======== AVAILABLE RECORDS

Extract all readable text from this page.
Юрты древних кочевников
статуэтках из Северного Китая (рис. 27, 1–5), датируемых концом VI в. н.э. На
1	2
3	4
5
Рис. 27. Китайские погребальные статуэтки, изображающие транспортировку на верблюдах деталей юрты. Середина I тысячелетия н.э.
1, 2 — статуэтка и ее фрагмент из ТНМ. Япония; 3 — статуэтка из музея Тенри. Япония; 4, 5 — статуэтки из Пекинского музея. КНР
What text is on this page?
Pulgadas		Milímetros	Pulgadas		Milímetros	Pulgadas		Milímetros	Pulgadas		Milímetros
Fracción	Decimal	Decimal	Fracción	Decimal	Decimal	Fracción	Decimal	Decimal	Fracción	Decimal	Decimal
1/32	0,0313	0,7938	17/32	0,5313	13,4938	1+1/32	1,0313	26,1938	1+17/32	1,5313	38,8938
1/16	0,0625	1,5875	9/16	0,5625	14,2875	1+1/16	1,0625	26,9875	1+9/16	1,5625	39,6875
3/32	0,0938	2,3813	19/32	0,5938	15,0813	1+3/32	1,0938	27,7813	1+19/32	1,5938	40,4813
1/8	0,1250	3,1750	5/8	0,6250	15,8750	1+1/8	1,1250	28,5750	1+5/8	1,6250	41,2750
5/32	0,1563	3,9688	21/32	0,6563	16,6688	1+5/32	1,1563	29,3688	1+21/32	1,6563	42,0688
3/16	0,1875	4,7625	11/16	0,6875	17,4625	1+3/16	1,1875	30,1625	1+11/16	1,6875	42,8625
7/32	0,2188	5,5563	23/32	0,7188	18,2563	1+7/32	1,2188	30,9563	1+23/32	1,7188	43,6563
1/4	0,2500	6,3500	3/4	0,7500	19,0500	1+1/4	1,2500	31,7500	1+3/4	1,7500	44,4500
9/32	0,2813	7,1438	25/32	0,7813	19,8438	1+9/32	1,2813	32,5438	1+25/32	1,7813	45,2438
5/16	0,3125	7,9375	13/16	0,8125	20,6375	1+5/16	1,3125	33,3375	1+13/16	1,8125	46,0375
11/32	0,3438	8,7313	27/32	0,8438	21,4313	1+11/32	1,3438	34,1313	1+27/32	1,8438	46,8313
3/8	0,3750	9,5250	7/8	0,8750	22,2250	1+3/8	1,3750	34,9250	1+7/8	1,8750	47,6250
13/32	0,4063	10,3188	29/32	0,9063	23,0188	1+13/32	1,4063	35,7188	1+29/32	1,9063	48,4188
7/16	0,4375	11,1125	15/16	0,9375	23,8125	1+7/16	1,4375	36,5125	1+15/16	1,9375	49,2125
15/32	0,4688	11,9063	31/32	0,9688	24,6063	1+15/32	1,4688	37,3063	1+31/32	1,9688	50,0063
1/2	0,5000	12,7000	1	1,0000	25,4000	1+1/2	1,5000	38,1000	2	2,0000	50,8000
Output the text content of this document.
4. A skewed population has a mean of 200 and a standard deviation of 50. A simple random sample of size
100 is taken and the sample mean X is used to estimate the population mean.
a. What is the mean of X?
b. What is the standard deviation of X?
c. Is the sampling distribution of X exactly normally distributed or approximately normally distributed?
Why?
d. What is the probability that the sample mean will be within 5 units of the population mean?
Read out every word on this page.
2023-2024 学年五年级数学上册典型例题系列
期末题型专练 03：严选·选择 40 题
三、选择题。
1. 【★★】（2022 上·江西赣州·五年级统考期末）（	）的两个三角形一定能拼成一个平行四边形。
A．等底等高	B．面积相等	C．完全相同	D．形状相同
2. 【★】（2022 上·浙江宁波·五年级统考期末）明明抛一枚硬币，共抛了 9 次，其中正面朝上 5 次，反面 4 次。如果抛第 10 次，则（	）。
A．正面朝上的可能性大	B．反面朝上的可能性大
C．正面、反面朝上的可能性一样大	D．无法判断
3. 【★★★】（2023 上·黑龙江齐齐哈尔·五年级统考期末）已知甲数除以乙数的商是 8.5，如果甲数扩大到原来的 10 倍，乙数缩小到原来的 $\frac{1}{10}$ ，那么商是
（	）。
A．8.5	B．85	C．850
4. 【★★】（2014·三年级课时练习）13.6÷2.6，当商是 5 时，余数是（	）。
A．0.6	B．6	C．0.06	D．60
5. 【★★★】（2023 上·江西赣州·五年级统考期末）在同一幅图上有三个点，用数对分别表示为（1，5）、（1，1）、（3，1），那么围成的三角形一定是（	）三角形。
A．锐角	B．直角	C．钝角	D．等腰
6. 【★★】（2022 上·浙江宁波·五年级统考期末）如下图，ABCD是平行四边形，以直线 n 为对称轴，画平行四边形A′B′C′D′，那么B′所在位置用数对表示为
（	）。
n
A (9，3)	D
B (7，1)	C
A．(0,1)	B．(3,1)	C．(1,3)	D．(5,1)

================

* **EXERCISE PROMPT**
Within the listing above, work out how many lines contain the string "this", and reply with that number only.

* **ANSWER FOR THE TASK**
4